• **PROBLEM TO SOLVE**
Every entry that follows should be repeated exactly; drop the images.

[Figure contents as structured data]
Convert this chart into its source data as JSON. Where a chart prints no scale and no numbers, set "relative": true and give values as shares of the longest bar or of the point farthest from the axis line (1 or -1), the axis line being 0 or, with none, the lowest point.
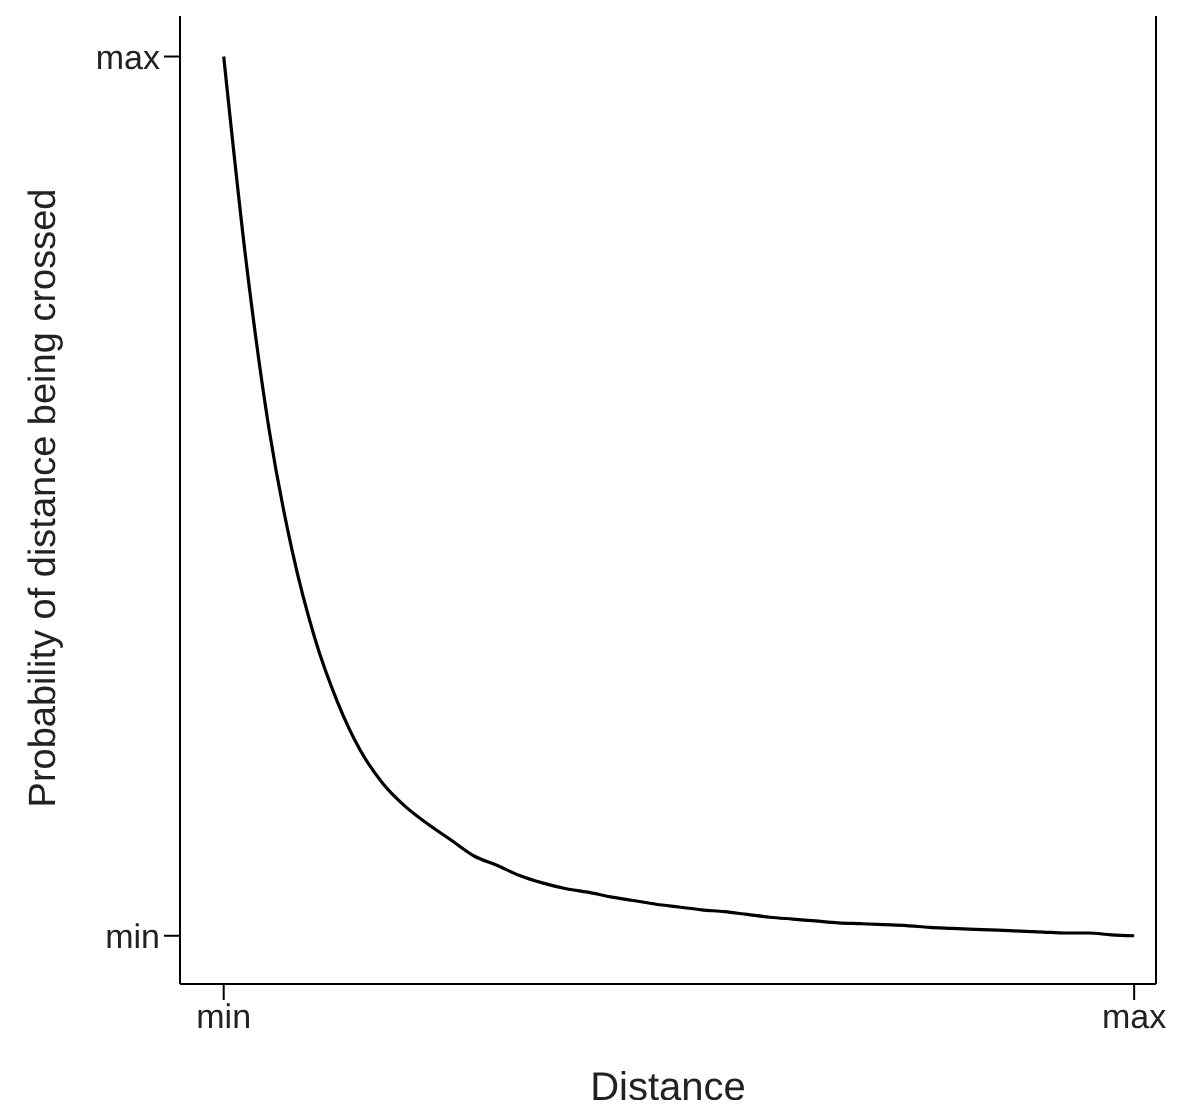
{
  "chart_data": {
    "type": "line",
    "relative": true,
    "xlabel": "Distance",
    "ylabel": "Probability of distance being crossed",
    "categories": [
      "min",
      null,
      null,
      null,
      null,
      null,
      null,
      null,
      null,
      null,
      null,
      null,
      null,
      null,
      null,
      null,
      null,
      null,
      null,
      null,
      null,
      null,
      null,
      null,
      null,
      null,
      null,
      null,
      null,
      null,
      null,
      null,
      null,
      null,
      null,
      null,
      null,
      null,
      null,
      null,
      "max"
    ],
    "series": [
      {
        "color": "#000000",
        "values": [
          1,
          0.776,
          0.597,
          0.468,
          0.373,
          0.304,
          0.252,
          0.216,
          0.191,
          0.172,
          0.155,
          0.138,
          0.128,
          0.117,
          0.109,
          0.103,
          0.099,
          0.094,
          0.09,
          0.086,
          0.083,
          0.08,
          0.078,
          0.075,
          0.072,
          0.07,
          0.068,
          0.066,
          0.065,
          0.064,
          0.063,
          0.061,
          0.06,
          0.059,
          0.058,
          0.057,
          0.056,
          0.055,
          0.055,
          0.053,
          0.052
        ]
      }
    ],
    "annotations": [
      "max",
      "min"
    ],
    "grid": false,
    "legend": false,
    "marker": "none",
    "line_style": "solid"
  }
}
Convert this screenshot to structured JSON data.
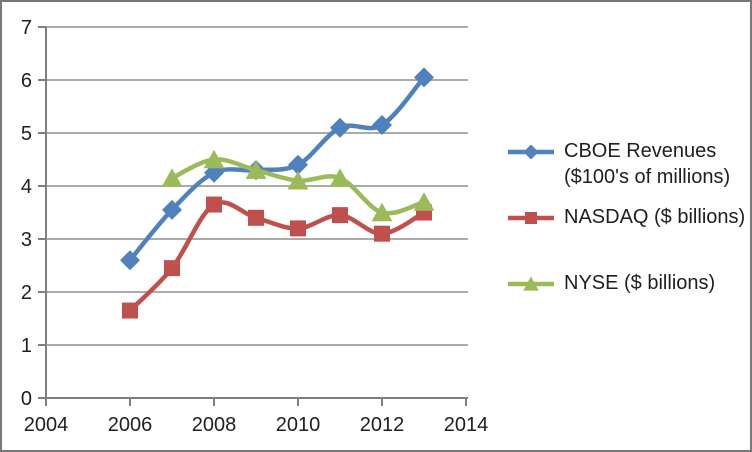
{
  "chart_data": {
    "type": "line",
    "smoothed": true,
    "title": "",
    "xlabel": "",
    "ylabel": "",
    "x": [
      2006,
      2007,
      2008,
      2009,
      2010,
      2011,
      2012,
      2013
    ],
    "series": [
      {
        "name": "CBOE Revenues ($100's of millions)",
        "legend_lines": [
          "CBOE Revenues",
          "($100's of millions)"
        ],
        "color": "#4F81BD",
        "marker": "diamond",
        "values": [
          2.6,
          3.55,
          4.25,
          4.3,
          4.4,
          5.1,
          5.15,
          6.05
        ]
      },
      {
        "name": "NASDAQ ($ billions)",
        "legend_lines": [
          "NASDAQ ($ billions)"
        ],
        "color": "#C0504D",
        "marker": "square",
        "values": [
          1.65,
          2.45,
          3.65,
          3.4,
          3.2,
          3.45,
          3.1,
          3.5
        ]
      },
      {
        "name": "NYSE ($ billions)",
        "legend_lines": [
          "NYSE ($ billions)"
        ],
        "color": "#9BBB59",
        "marker": "triangle",
        "values": [
          null,
          4.15,
          4.5,
          4.3,
          4.1,
          4.15,
          3.5,
          3.7
        ]
      }
    ],
    "xlim": [
      2004,
      2014
    ],
    "ylim": [
      0,
      7
    ],
    "x_ticks": [
      "2004",
      "2006",
      "2008",
      "2010",
      "2012",
      "2014"
    ],
    "y_ticks": [
      "0",
      "1",
      "2",
      "3",
      "4",
      "5",
      "6",
      "7"
    ],
    "grid": true,
    "legend_position": "right",
    "colors": {
      "axis": "#7F7F7F",
      "gridline": "#8F8F8F",
      "tick_text": "#1F1F1F",
      "background": "#FFFFFF",
      "frame_border": "#787878"
    }
  }
}
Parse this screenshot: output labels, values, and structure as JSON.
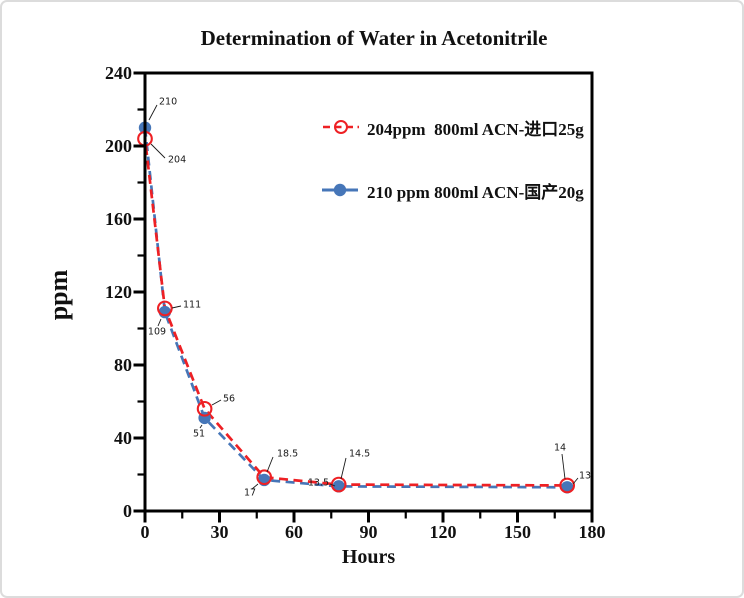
{
  "window": {
    "background": "#ffffff",
    "border_color": "#dcdcdc"
  },
  "chart": {
    "title": "Determination of Water in Acetonitrile",
    "xlabel": "Hours",
    "ylabel": "ppm"
  },
  "chart_data": {
    "type": "line",
    "title": "Determination of Water in Acetonitrile",
    "xlabel": "Hours",
    "ylabel": "ppm",
    "xlim": [
      0,
      180
    ],
    "ylim": [
      0,
      240
    ],
    "x_major_ticks": [
      0,
      30,
      60,
      90,
      120,
      150,
      180
    ],
    "x_minor_ticks": [
      15,
      45,
      75,
      105,
      135,
      165
    ],
    "y_major_ticks": [
      0,
      40,
      80,
      120,
      160,
      200,
      240
    ],
    "y_minor_ticks": [
      20,
      60,
      100,
      140,
      180,
      220
    ],
    "grid": false,
    "legend_position": "inside-upper-right",
    "x": [
      0,
      8,
      24,
      48,
      78,
      170
    ],
    "series": [
      {
        "name": "204ppm  800ml ACN-进口25g",
        "values": [
          204,
          111,
          56,
          18.5,
          14.5,
          14
        ],
        "point_labels": [
          "204",
          "111",
          "56",
          "18.5",
          "14.5",
          "14"
        ],
        "color": "#ee2024",
        "marker": "open-circle",
        "line_style": "dashed"
      },
      {
        "name": "210 ppm 800ml ACN-国产20g",
        "values": [
          210,
          109,
          51,
          17,
          13.5,
          13
        ],
        "point_labels": [
          "210",
          "109",
          "51",
          "17",
          "13.5",
          "13"
        ],
        "color": "#4676b8",
        "marker": "filled-circle",
        "line_style": "dashed"
      }
    ],
    "axis_color": "#000000",
    "label_color": "#1a1a1a"
  }
}
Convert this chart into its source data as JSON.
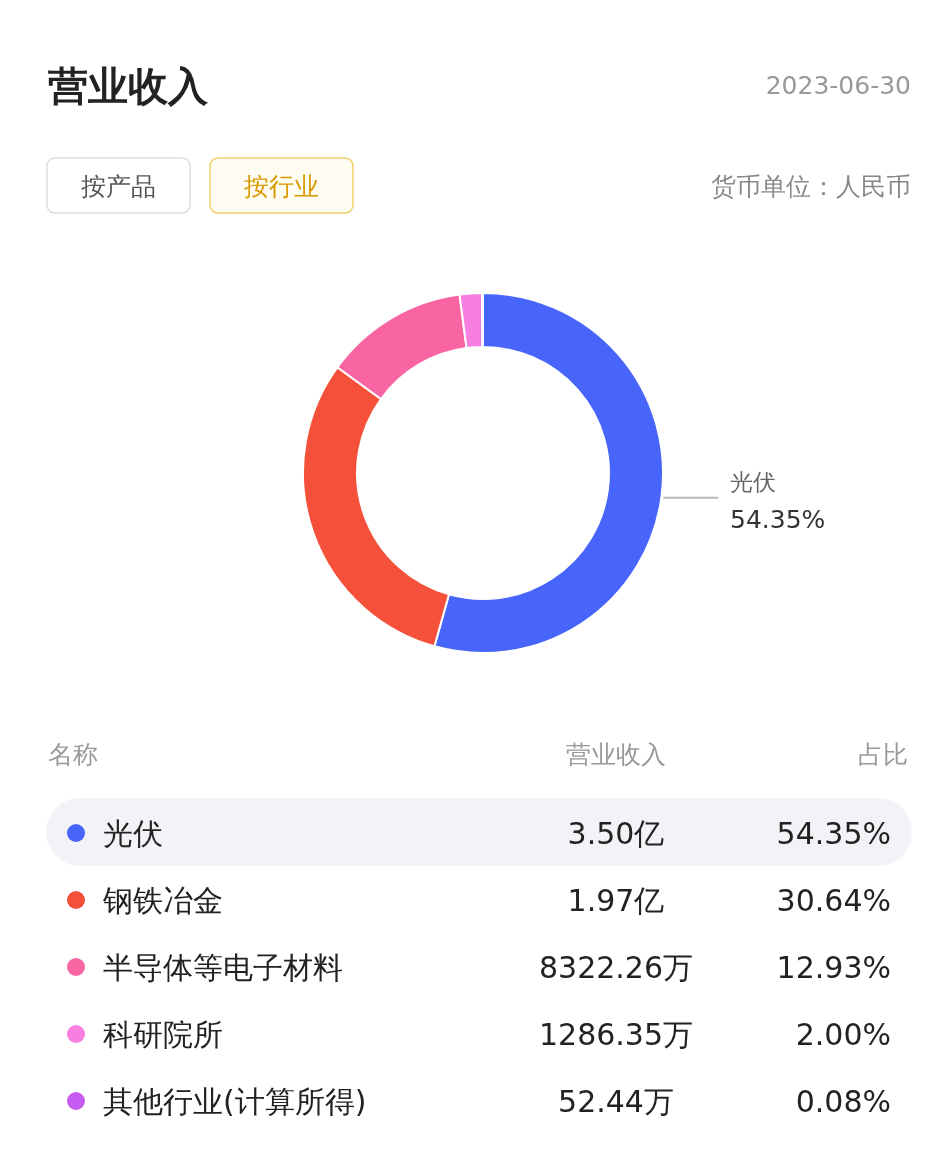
{
  "chart_data": {
    "type": "donut",
    "title": "营业收入",
    "subtitle": "2023-06-30",
    "annotations": [
      "按产品",
      "按行业",
      "货币单位：人民币",
      "名称",
      "营业收入",
      "占比",
      "3.50亿",
      "1.97亿",
      "8322.26万",
      "1286.35万",
      "52.44万"
    ],
    "categories": [
      "光伏",
      "钢铁冶金",
      "半导体等电子材料",
      "科研院所",
      "其他行业(计算所得)"
    ],
    "values": [
      54.35,
      30.64,
      12.93,
      2.0,
      0.08
    ],
    "value_labels": [
      "54.35%",
      "30.64%",
      "12.93%",
      "2.00%",
      "0.08%"
    ],
    "colors": [
      "#4764fb",
      "#f5503a",
      "#f965a3",
      "#f77fe0",
      "#c75cf2"
    ],
    "legend": "bottom"
  }
}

• **RESULT OF THE TASK**
Convert this chart into its source data as JSON. Where a chart prints no scale and no numbers, set "relative": true and give values as shares of the longest bar or of the point farthest from the axis line (1 or -1), the axis line being 0 or, with none, the lowest point.
{
  "chart_data": {
    "type": "line",
    "relative": true,
    "xlabel": "Distance",
    "ylabel": "Probability of distance being crossed",
    "categories": [
      "min",
      null,
      null,
      null,
      null,
      null,
      null,
      null,
      null,
      null,
      null,
      null,
      null,
      null,
      null,
      null,
      null,
      null,
      null,
      null,
      null,
      null,
      null,
      null,
      null,
      null,
      null,
      null,
      null,
      null,
      null,
      null,
      null,
      null,
      null,
      null,
      null,
      null,
      null,
      null,
      "max"
    ],
    "series": [
      {
        "color": "#000000",
        "values": [
          1,
          0.776,
          0.597,
          0.468,
          0.373,
          0.304,
          0.252,
          0.216,
          0.191,
          0.172,
          0.155,
          0.138,
          0.128,
          0.117,
          0.109,
          0.103,
          0.099,
          0.094,
          0.09,
          0.086,
          0.083,
          0.08,
          0.078,
          0.075,
          0.072,
          0.07,
          0.068,
          0.066,
          0.065,
          0.064,
          0.063,
          0.061,
          0.06,
          0.059,
          0.058,
          0.057,
          0.056,
          0.055,
          0.055,
          0.053,
          0.052
        ]
      }
    ],
    "annotations": [
      "max",
      "min"
    ],
    "grid": false,
    "legend": false,
    "marker": "none",
    "line_style": "solid"
  }
}
Convert this screenshot to structured JSON data.
{
  "chart_data": {
    "type": "line",
    "smoothed": true,
    "title": "",
    "xlabel": "",
    "ylabel": "",
    "x": [
      2006,
      2007,
      2008,
      2009,
      2010,
      2011,
      2012,
      2013
    ],
    "series": [
      {
        "name": "CBOE Revenues ($100's of millions)",
        "legend_lines": [
          "CBOE Revenues",
          "($100's of millions)"
        ],
        "color": "#4F81BD",
        "marker": "diamond",
        "values": [
          2.6,
          3.55,
          4.25,
          4.3,
          4.4,
          5.1,
          5.15,
          6.05
        ]
      },
      {
        "name": "NASDAQ ($ billions)",
        "legend_lines": [
          "NASDAQ ($ billions)"
        ],
        "color": "#C0504D",
        "marker": "square",
        "values": [
          1.65,
          2.45,
          3.65,
          3.4,
          3.2,
          3.45,
          3.1,
          3.5
        ]
      },
      {
        "name": "NYSE ($ billions)",
        "legend_lines": [
          "NYSE ($ billions)"
        ],
        "color": "#9BBB59",
        "marker": "triangle",
        "values": [
          null,
          4.15,
          4.5,
          4.3,
          4.1,
          4.15,
          3.5,
          3.7
        ]
      }
    ],
    "xlim": [
      2004,
      2014
    ],
    "ylim": [
      0,
      7
    ],
    "x_ticks": [
      "2004",
      "2006",
      "2008",
      "2010",
      "2012",
      "2014"
    ],
    "y_ticks": [
      "0",
      "1",
      "2",
      "3",
      "4",
      "5",
      "6",
      "7"
    ],
    "grid": true,
    "legend_position": "right",
    "colors": {
      "axis": "#7F7F7F",
      "gridline": "#8F8F8F",
      "tick_text": "#1F1F1F",
      "background": "#FFFFFF",
      "frame_border": "#787878"
    }
  }
}
Parse this screenshot: output labels, values, and structure as JSON.
{
  "window": {
    "background": "#ffffff",
    "border_color": "#dcdcdc"
  },
  "chart": {
    "title": "Determination of Water in Acetonitrile",
    "xlabel": "Hours",
    "ylabel": "ppm"
  },
  "chart_data": {
    "type": "line",
    "title": "Determination of Water in Acetonitrile",
    "xlabel": "Hours",
    "ylabel": "ppm",
    "xlim": [
      0,
      180
    ],
    "ylim": [
      0,
      240
    ],
    "x_major_ticks": [
      0,
      30,
      60,
      90,
      120,
      150,
      180
    ],
    "x_minor_ticks": [
      15,
      45,
      75,
      105,
      135,
      165
    ],
    "y_major_ticks": [
      0,
      40,
      80,
      120,
      160,
      200,
      240
    ],
    "y_minor_ticks": [
      20,
      60,
      100,
      140,
      180,
      220
    ],
    "grid": false,
    "legend_position": "inside-upper-right",
    "x": [
      0,
      8,
      24,
      48,
      78,
      170
    ],
    "series": [
      {
        "name": "204ppm  800ml ACN-进口25g",
        "values": [
          204,
          111,
          56,
          18.5,
          14.5,
          14
        ],
        "point_labels": [
          "204",
          "111",
          "56",
          "18.5",
          "14.5",
          "14"
        ],
        "color": "#ee2024",
        "marker": "open-circle",
        "line_style": "dashed"
      },
      {
        "name": "210 ppm 800ml ACN-国产20g",
        "values": [
          210,
          109,
          51,
          17,
          13.5,
          13
        ],
        "point_labels": [
          "210",
          "109",
          "51",
          "17",
          "13.5",
          "13"
        ],
        "color": "#4676b8",
        "marker": "filled-circle",
        "line_style": "dashed"
      }
    ],
    "axis_color": "#000000",
    "label_color": "#1a1a1a"
  }
}
Convert this chart into its source data as JSON.
{
  "chart_data": {
    "type": "donut",
    "title": "营业收入",
    "subtitle": "2023-06-30",
    "annotations": [
      "按产品",
      "按行业",
      "货币单位：人民币",
      "名称",
      "营业收入",
      "占比",
      "3.50亿",
      "1.97亿",
      "8322.26万",
      "1286.35万",
      "52.44万"
    ],
    "categories": [
      "光伏",
      "钢铁冶金",
      "半导体等电子材料",
      "科研院所",
      "其他行业(计算所得)"
    ],
    "values": [
      54.35,
      30.64,
      12.93,
      2.0,
      0.08
    ],
    "value_labels": [
      "54.35%",
      "30.64%",
      "12.93%",
      "2.00%",
      "0.08%"
    ],
    "colors": [
      "#4764fb",
      "#f5503a",
      "#f965a3",
      "#f77fe0",
      "#c75cf2"
    ],
    "legend": "bottom"
  }
}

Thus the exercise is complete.